Your task is to transcribe the data in full.

* start DATA FOR THIS TASK *

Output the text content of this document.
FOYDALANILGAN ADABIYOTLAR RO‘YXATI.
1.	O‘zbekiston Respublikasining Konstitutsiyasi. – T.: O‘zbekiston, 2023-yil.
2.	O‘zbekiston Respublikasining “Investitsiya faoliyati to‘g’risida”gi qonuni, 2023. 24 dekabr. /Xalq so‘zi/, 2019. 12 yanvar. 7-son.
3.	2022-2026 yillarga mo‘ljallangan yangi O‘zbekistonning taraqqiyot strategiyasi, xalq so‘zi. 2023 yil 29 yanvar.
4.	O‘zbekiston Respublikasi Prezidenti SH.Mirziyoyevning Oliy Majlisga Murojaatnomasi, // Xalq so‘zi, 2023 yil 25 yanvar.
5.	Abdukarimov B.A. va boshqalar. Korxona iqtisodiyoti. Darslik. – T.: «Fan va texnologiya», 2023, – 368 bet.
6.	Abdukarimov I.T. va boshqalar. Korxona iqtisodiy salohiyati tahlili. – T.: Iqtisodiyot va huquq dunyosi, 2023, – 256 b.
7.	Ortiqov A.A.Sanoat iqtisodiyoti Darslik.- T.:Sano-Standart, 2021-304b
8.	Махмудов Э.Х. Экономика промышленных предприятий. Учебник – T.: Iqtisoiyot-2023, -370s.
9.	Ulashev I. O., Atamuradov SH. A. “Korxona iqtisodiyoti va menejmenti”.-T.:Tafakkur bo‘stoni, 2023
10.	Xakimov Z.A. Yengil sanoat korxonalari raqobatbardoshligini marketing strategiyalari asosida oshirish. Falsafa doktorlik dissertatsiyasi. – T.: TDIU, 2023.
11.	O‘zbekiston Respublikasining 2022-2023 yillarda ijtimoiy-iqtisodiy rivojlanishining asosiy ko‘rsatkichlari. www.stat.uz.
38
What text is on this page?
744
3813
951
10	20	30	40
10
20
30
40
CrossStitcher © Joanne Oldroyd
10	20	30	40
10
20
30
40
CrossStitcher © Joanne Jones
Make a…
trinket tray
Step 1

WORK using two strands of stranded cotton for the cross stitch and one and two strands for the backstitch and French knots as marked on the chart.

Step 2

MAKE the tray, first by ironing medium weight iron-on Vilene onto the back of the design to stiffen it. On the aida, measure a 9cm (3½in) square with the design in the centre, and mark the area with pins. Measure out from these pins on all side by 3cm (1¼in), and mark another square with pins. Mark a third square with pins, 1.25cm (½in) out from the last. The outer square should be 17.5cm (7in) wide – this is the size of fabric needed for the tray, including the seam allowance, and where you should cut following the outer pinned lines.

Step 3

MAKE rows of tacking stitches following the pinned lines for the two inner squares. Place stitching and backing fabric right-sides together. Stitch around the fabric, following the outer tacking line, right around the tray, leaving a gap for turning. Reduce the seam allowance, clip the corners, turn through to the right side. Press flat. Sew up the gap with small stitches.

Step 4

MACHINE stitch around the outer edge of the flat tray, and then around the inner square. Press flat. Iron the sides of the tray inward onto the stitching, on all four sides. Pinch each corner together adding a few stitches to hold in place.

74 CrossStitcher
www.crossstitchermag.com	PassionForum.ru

* end DATA FOR THIS TASK *

• [THE COMPLETED TASK]
Output the text content of this document.
FOYDALANILGAN ADABIYOTLAR RO‘YXATI.
1.	O‘zbekiston Respublikasining Konstitutsiyasi. – T.: O‘zbekiston, 2023-yil.
2.	O‘zbekiston Respublikasining “Investitsiya faoliyati to‘g’risida”gi qonuni, 2023. 24 dekabr. /Xalq so‘zi/, 2019. 12 yanvar. 7-son.
3.	2022-2026 yillarga mo‘ljallangan yangi O‘zbekistonning taraqqiyot strategiyasi, xalq so‘zi. 2023 yil 29 yanvar.
4.	O‘zbekiston Respublikasi Prezidenti SH.Mirziyoyevning Oliy Majlisga Murojaatnomasi, // Xalq so‘zi, 2023 yil 25 yanvar.
5.	Abdukarimov B.A. va boshqalar. Korxona iqtisodiyoti. Darslik. – T.: «Fan va texnologiya», 2023, – 368 bet.
6.	Abdukarimov I.T. va boshqalar. Korxona iqtisodiy salohiyati tahlili. – T.: Iqtisodiyot va huquq dunyosi, 2023, – 256 b.
7.	Ortiqov A.A.Sanoat iqtisodiyoti Darslik.- T.:Sano-Standart, 2021-304b
8.	Махмудов Э.Х. Экономика промышленных предприятий. Учебник – T.: Iqtisoiyot-2023, -370s.
9.	Ulashev I. O., Atamuradov SH. A. “Korxona iqtisodiyoti va menejmenti”.-T.:Tafakkur bo‘stoni, 2023
10.	Xakimov Z.A. Yengil sanoat korxonalari raqobatbardoshligini marketing strategiyalari asosida oshirish. Falsafa doktorlik dissertatsiyasi. – T.: TDIU, 2023.
11.	O‘zbekiston Respublikasining 2022-2023 yillarda ijtimoiy-iqtisodiy rivojlanishining asosiy ko‘rsatkichlari. www.stat.uz.
38
What text is on this page?
744
3813
951
10	20	30	40
10
20
30
40
CrossStitcher © Joanne Oldroyd
10	20	30	40
10
20
30
40
CrossStitcher © Joanne Jones
Make a…
trinket tray
Step 1

WORK using two strands of stranded cotton for the cross stitch and one and two strands for the backstitch and French knots as marked on the chart.

Step 2

MAKE the tray, first by ironing medium weight iron-on Vilene onto the back of the design to stiffen it. On the aida, measure a 9cm (3½in) square with the design in the centre, and mark the area with pins. Measure out from these pins on all side by 3cm (1¼in), and mark another square with pins. Mark a third square with pins, 1.25cm (½in) out from the last. The outer square should be 17.5cm (7in) wide – this is the size of fabric needed for the tray, including the seam allowance, and where you should cut following the outer pinned lines.

Step 3

MAKE rows of tacking stitches following the pinned lines for the two inner squares. Place stitching and backing fabric right-sides together. Stitch around the fabric, following the outer tacking line, right around the tray, leaving a gap for turning. Reduce the seam allowance, clip the corners, turn through to the right side. Press flat. Sew up the gap with small stitches.

Step 4

MACHINE stitch around the outer edge of the flat tray, and then around the inner square. Press flat. Iron the sides of the tray inward onto the stitching, on all four sides. Pinch each corner together adding a few stitches to hold in place.

74 CrossStitcher
www.crossstitchermag.com	PassionForum.ru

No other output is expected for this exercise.